• [SUPPLIED MATERIAL]
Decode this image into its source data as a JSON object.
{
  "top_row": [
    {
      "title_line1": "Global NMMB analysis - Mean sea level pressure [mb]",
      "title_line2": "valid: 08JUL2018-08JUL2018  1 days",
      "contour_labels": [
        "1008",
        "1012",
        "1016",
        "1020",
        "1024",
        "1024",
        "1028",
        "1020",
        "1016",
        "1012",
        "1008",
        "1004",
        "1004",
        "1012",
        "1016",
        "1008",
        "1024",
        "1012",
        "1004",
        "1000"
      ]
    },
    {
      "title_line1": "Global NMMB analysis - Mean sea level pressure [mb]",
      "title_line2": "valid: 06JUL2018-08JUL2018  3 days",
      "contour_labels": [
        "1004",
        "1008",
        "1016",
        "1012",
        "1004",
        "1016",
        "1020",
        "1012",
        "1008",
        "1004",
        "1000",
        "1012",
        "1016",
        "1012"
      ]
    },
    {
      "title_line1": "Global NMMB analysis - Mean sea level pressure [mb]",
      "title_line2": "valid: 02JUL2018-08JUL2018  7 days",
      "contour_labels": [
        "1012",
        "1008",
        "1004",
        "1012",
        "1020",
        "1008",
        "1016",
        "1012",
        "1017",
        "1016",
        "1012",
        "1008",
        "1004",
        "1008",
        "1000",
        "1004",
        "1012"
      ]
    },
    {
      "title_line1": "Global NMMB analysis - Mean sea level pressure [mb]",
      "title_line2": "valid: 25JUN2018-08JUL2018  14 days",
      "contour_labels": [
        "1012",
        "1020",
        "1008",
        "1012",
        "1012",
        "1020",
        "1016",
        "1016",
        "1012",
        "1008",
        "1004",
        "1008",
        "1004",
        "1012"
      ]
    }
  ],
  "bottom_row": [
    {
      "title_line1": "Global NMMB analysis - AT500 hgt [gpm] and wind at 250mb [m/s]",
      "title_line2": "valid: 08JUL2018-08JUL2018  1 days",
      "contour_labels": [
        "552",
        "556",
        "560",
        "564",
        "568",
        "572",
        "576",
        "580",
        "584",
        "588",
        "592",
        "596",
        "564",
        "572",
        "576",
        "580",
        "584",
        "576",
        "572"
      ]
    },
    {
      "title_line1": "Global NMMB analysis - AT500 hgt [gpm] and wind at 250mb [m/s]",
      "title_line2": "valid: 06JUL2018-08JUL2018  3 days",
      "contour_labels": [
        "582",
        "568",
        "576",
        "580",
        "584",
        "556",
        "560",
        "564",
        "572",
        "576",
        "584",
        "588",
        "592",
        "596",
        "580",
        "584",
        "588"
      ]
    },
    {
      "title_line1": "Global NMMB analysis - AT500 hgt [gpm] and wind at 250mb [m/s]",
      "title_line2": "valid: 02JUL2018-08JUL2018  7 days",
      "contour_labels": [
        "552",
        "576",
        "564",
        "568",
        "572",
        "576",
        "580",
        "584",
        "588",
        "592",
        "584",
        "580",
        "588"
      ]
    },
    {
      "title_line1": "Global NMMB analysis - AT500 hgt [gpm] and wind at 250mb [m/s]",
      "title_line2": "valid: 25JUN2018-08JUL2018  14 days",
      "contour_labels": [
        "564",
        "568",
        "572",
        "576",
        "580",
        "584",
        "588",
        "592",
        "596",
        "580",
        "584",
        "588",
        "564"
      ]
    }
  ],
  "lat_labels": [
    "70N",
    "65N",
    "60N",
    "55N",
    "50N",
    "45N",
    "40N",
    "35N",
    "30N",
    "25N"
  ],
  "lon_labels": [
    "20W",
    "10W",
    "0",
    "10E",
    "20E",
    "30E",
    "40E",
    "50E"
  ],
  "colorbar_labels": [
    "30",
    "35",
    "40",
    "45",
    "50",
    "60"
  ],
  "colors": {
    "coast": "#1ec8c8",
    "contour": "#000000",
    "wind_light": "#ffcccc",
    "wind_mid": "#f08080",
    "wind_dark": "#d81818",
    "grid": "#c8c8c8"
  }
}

• [EXERCISE TASK] Retype the whole listing above exactly.

• [SOLUTION TO THE EXERCISE]
Decode this image into its source data as a JSON object.
{
  "top_row": [
    {
      "title_line1": "Global NMMB analysis - Mean sea level pressure [mb]",
      "title_line2": "valid: 08JUL2018-08JUL2018  1 days",
      "contour_labels": [
        "1008",
        "1012",
        "1016",
        "1020",
        "1024",
        "1024",
        "1028",
        "1020",
        "1016",
        "1012",
        "1008",
        "1004",
        "1004",
        "1012",
        "1016",
        "1008",
        "1024",
        "1012",
        "1004",
        "1000"
      ]
    },
    {
      "title_line1": "Global NMMB analysis - Mean sea level pressure [mb]",
      "title_line2": "valid: 06JUL2018-08JUL2018  3 days",
      "contour_labels": [
        "1004",
        "1008",
        "1016",
        "1012",
        "1004",
        "1016",
        "1020",
        "1012",
        "1008",
        "1004",
        "1000",
        "1012",
        "1016",
        "1012"
      ]
    },
    {
      "title_line1": "Global NMMB analysis - Mean sea level pressure [mb]",
      "title_line2": "valid: 02JUL2018-08JUL2018  7 days",
      "contour_labels": [
        "1012",
        "1008",
        "1004",
        "1012",
        "1020",
        "1008",
        "1016",
        "1012",
        "1017",
        "1016",
        "1012",
        "1008",
        "1004",
        "1008",
        "1000",
        "1004",
        "1012"
      ]
    },
    {
      "title_line1": "Global NMMB analysis - Mean sea level pressure [mb]",
      "title_line2": "valid: 25JUN2018-08JUL2018  14 days",
      "contour_labels": [
        "1012",
        "1020",
        "1008",
        "1012",
        "1012",
        "1020",
        "1016",
        "1016",
        "1012",
        "1008",
        "1004",
        "1008",
        "1004",
        "1012"
      ]
    }
  ],
  "bottom_row": [
    {
      "title_line1": "Global NMMB analysis - AT500 hgt [gpm] and wind at 250mb [m/s]",
      "title_line2": "valid: 08JUL2018-08JUL2018  1 days",
      "contour_labels": [
        "552",
        "556",
        "560",
        "564",
        "568",
        "572",
        "576",
        "580",
        "584",
        "588",
        "592",
        "596",
        "564",
        "572",
        "576",
        "580",
        "584",
        "576",
        "572"
      ]
    },
    {
      "title_line1": "Global NMMB analysis - AT500 hgt [gpm] and wind at 250mb [m/s]",
      "title_line2": "valid: 06JUL2018-08JUL2018  3 days",
      "contour_labels": [
        "582",
        "568",
        "576",
        "580",
        "584",
        "556",
        "560",
        "564",
        "572",
        "576",
        "584",
        "588",
        "592",
        "596",
        "580",
        "584",
        "588"
      ]
    },
    {
      "title_line1": "Global NMMB analysis - AT500 hgt [gpm] and wind at 250mb [m/s]",
      "title_line2": "valid: 02JUL2018-08JUL2018  7 days",
      "contour_labels": [
        "552",
        "576",
        "564",
        "568",
        "572",
        "576",
        "580",
        "584",
        "588",
        "592",
        "584",
        "580",
        "588"
      ]
    },
    {
      "title_line1": "Global NMMB analysis - AT500 hgt [gpm] and wind at 250mb [m/s]",
      "title_line2": "valid: 25JUN2018-08JUL2018  14 days",
      "contour_labels": [
        "564",
        "568",
        "572",
        "576",
        "580",
        "584",
        "588",
        "592",
        "596",
        "580",
        "584",
        "588",
        "564"
      ]
    }
  ],
  "lat_labels": [
    "70N",
    "65N",
    "60N",
    "55N",
    "50N",
    "45N",
    "40N",
    "35N",
    "30N",
    "25N"
  ],
  "lon_labels": [
    "20W",
    "10W",
    "0",
    "10E",
    "20E",
    "30E",
    "40E",
    "50E"
  ],
  "colorbar_labels": [
    "30",
    "35",
    "40",
    "45",
    "50",
    "60"
  ],
  "colors": {
    "coast": "#1ec8c8",
    "contour": "#000000",
    "wind_light": "#ffcccc",
    "wind_mid": "#f08080",
    "wind_dark": "#d81818",
    "grid": "#c8c8c8"
  }
}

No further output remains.